- Problem
Which rows below contain the string "CaII"? Gather every such line and copy each one out.

- Extracted information
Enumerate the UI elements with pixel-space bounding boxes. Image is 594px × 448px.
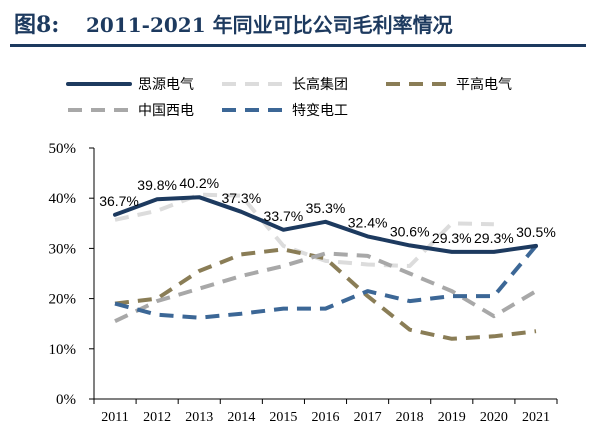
data-label: 33.7%: [264, 208, 304, 224]
y-tick-label: 30%: [49, 241, 77, 257]
data-label: 29.3%: [474, 230, 514, 246]
data-label: 30.5%: [516, 224, 556, 240]
data-label: 32.4%: [348, 214, 388, 230]
data-label: 30.6%: [390, 223, 430, 239]
x-tick-label: 2021: [522, 410, 550, 425]
legend-label-4: 特变电工: [292, 103, 348, 119]
y-tick-label: 10%: [49, 342, 77, 358]
data-label: 39.8%: [137, 177, 177, 193]
x-tick-label: 2016: [312, 410, 340, 425]
data-labels: 36.7%39.8% 40.2%37.3%33.7%35.3%32.4%30.6%…: [99, 175, 556, 246]
figure-title: 2011-2021 年同业可比公司毛利率情况: [86, 13, 453, 37]
x-tick-label: 2018: [396, 410, 424, 425]
series-line-2: [114, 247, 537, 341]
header-underline: [10, 44, 586, 47]
x-tick-label: 2020: [480, 410, 508, 425]
x-tick-label: 2012: [143, 410, 171, 425]
y-tick-label: 40%: [49, 191, 77, 207]
legend-label-2: 平高电气: [456, 76, 512, 93]
series-line-1: [114, 192, 494, 268]
data-label: 37.3%: [221, 190, 261, 206]
y-tick-label: 20%: [49, 292, 77, 308]
x-tick-label: 2013: [185, 410, 213, 425]
series-lines: [113, 192, 538, 341]
x-tick-label: 2019: [438, 410, 466, 425]
x-tick-labels: 2011 2012 2013 2014 2015 2016 2017 2018 2019 2020…: [93, 399, 558, 425]
data-label: 40.2%: [179, 175, 219, 191]
figure-number: 图8:: [14, 12, 59, 38]
legend-label-3: 中国西电: [138, 103, 194, 119]
x-tick-label: 2015: [269, 410, 297, 425]
legend-label-0: 思源电气: [138, 77, 194, 93]
data-label: 36.7%: [99, 193, 139, 209]
x-tick-label: 2011: [101, 410, 128, 425]
legend-label-1: 长高集团: [292, 76, 348, 93]
y-tick-label: 50%: [49, 141, 77, 157]
series-line-0: [113, 195, 538, 254]
data-label: 35.3%: [306, 200, 346, 216]
y-tick-labels: 0% 10% 20% 30% 40% 50%: [49, 141, 94, 408]
series-line-3: [114, 251, 538, 324]
data-label: 29.3%: [432, 230, 472, 246]
x-tick-label: 2017: [354, 410, 382, 425]
x-tick-label: 2014: [227, 410, 255, 425]
series-line-4: [114, 244, 538, 320]
y-tick-label: 0%: [56, 392, 76, 408]
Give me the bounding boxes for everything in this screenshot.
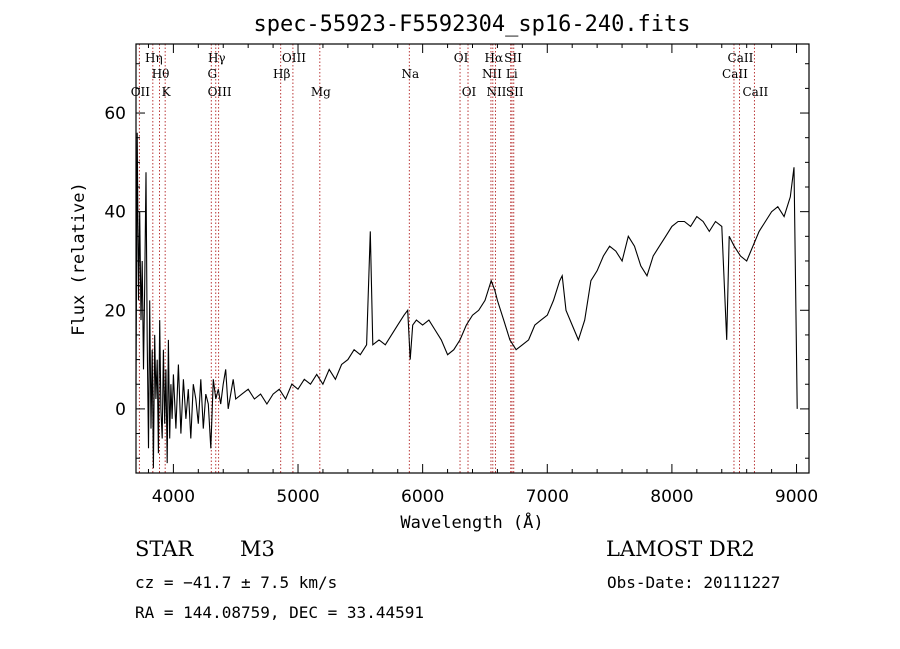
line-marker-label-6: OIII [208,85,232,99]
line-marker-label-9: Mg [311,85,331,99]
x-tick-label-0: 4000 [152,487,195,507]
line-marker-label-12: OI [462,85,477,99]
y-tick-label-2: 40 [104,203,126,223]
y-axis-ticks: 0 20 40 60 [104,63,809,459]
x-tick-label-4: 8000 [650,487,693,507]
line-marker-label-5: G [207,67,217,81]
line-marker-label-4: Hγ [208,51,226,65]
line-marker-label-19: CaII [722,67,748,81]
spectrum-line [135,132,798,469]
line-marker-label-16: Li [506,67,518,81]
emission-line-markers: OIIHηHθKHγGOIIIHβOIIIMgNaOIOIHαNIINIILiS… [131,44,769,473]
line-marker-label-21: CaII [742,85,768,99]
line-marker-label-18: SII [506,85,524,99]
line-marker-label-17: SII [504,51,522,65]
x-axis-label: Wavelength (Å) [400,511,543,533]
sky-coordinates: RA = 144.08759, DEC = 33.44591 [135,603,424,622]
survey-name: LAMOST DR2 [606,537,755,561]
line-marker-label-7: Hβ [273,67,290,81]
x-tick-label-1: 5000 [276,487,319,507]
y-tick-label-1: 20 [104,301,126,321]
line-marker-label-14: NII [482,67,502,81]
object-class: STAR [135,537,194,561]
x-tick-label-2: 6000 [401,487,444,507]
x-tick-label-5: 9000 [775,487,818,507]
line-marker-label-3: K [162,85,172,99]
y-axis-label: Flux (relative) [69,182,89,336]
y-tick-label-3: 60 [104,104,126,124]
y-tick-label-0: 0 [115,400,126,420]
line-marker-label-10: Na [401,67,419,81]
line-marker-label-13: Hα [485,51,504,65]
line-marker-label-15: NII [486,85,506,99]
chart-title: spec-55923-F5592304_sp16-240.fits [253,12,690,37]
line-marker-label-2: Hθ [152,67,170,81]
object-subclass: M3 [240,537,275,561]
line-marker-label-8: OIII [282,51,306,65]
plot-frame [135,43,810,474]
line-marker-label-20: CaII [728,51,754,65]
x-axis-ticks: 4000 5000 6000 7000 8000 9000 [147,44,818,507]
line-marker-label-1: Hη [145,51,163,65]
line-marker-label-11: OI [454,51,469,65]
line-marker-label-0: OII [131,85,151,99]
x-tick-label-3: 7000 [526,487,569,507]
redshift-velocity: cz = −41.7 ± 7.5 km/s [135,573,338,592]
observation-date: Obs-Date: 20111227 [607,573,781,592]
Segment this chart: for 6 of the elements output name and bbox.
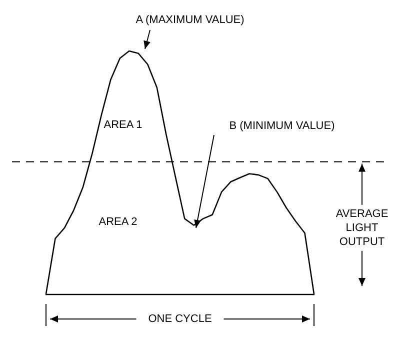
text: A (MAXIMUM VALUE) [136, 14, 244, 26]
annotation: B (MINIMUM VALUE) [229, 120, 335, 132]
ref-line-label: AVERAGE LIGHT OUTPUT [336, 208, 388, 248]
x-axis-title: ONE CYCLE [148, 313, 212, 325]
annotation: AREA 2 [98, 216, 138, 228]
annotation: AREA 1 [104, 119, 142, 131]
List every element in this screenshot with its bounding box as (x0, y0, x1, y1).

- Solved exercise
line-marker-label-19: CaII [722,67,748,81]
line-marker-label-21: CaII [742,85,768,99]
line-marker-label-20: CaII [728,51,754,65]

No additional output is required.